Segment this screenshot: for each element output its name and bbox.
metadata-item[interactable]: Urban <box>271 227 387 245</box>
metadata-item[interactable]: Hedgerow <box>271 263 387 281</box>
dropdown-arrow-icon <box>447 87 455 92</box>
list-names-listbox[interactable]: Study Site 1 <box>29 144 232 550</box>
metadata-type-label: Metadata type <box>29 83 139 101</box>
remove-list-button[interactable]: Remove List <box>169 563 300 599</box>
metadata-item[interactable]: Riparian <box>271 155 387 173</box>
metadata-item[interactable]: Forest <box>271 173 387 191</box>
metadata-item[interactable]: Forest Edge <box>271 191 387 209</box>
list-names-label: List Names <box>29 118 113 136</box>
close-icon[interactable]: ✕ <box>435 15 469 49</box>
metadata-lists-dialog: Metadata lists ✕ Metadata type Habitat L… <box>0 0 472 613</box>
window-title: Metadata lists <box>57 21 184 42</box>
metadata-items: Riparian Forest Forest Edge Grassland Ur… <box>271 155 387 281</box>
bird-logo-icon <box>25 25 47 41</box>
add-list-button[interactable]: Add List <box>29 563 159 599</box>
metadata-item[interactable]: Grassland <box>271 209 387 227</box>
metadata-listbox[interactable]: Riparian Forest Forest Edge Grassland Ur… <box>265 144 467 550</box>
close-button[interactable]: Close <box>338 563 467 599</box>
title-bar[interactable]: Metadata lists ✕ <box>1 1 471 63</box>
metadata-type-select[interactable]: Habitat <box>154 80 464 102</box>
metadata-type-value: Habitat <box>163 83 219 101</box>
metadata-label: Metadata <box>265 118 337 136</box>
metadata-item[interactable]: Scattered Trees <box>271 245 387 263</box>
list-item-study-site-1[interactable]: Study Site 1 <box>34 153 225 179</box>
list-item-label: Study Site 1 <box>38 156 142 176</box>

* * *

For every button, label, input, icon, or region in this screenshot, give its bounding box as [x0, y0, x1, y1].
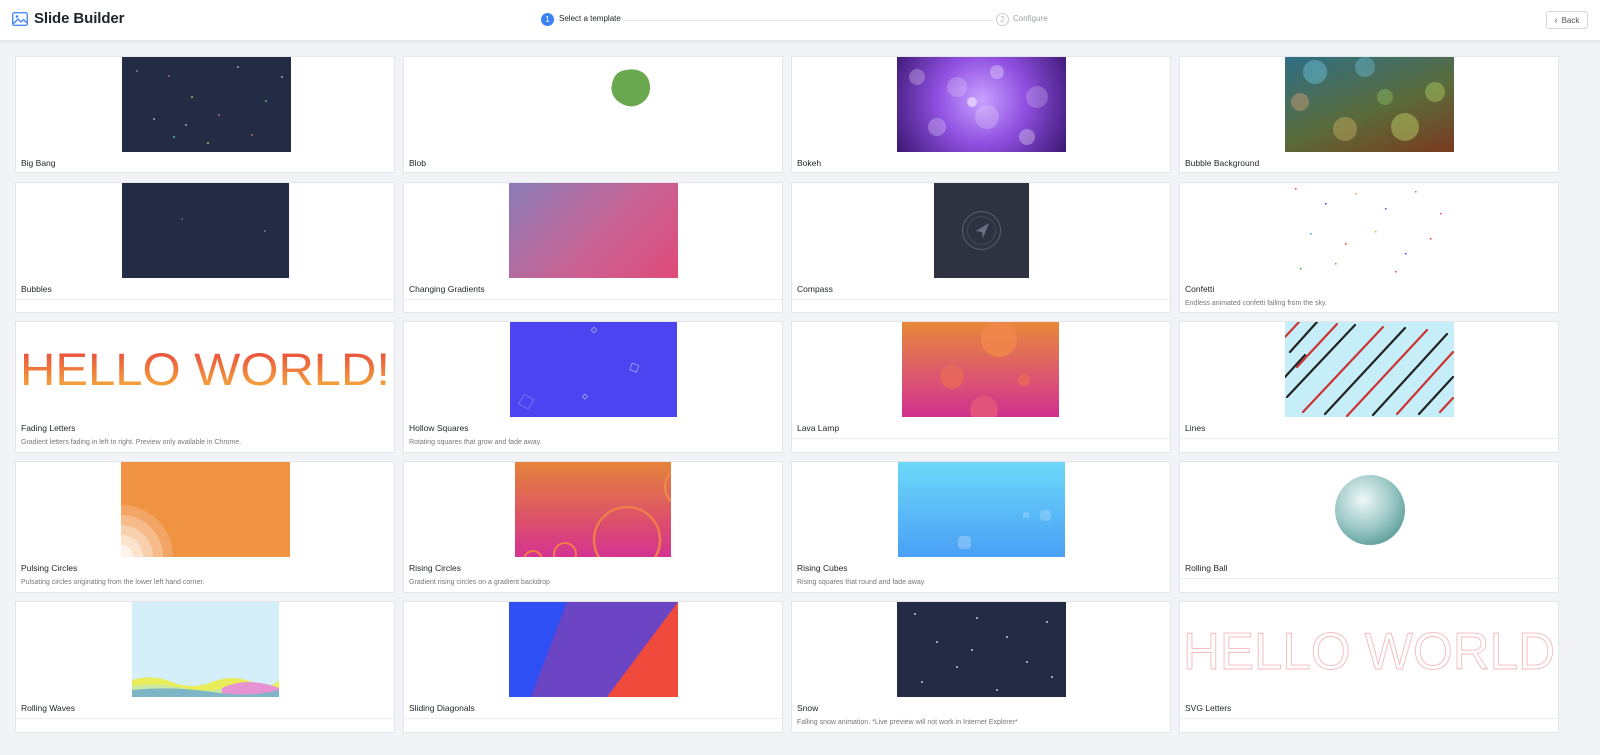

### TASK BRIEF
Copy out the records verbatim, starting at the line containing "Segment this screenshot: for" and ending at the line containing "metadata-item[interactable]: Riparian <box>271", with both of those lines included.

### IN RESPONSE
Segment this screenshot: for each element output its name and bbox.
metadata-item[interactable]: Urban <box>271 227 387 245</box>
metadata-item[interactable]: Hedgerow <box>271 263 387 281</box>
dropdown-arrow-icon <box>447 87 455 92</box>
list-names-listbox[interactable]: Study Site 1 <box>29 144 232 550</box>
metadata-type-label: Metadata type <box>29 83 139 101</box>
remove-list-button[interactable]: Remove List <box>169 563 300 599</box>
metadata-item[interactable]: Riparian <box>271 155 387 173</box>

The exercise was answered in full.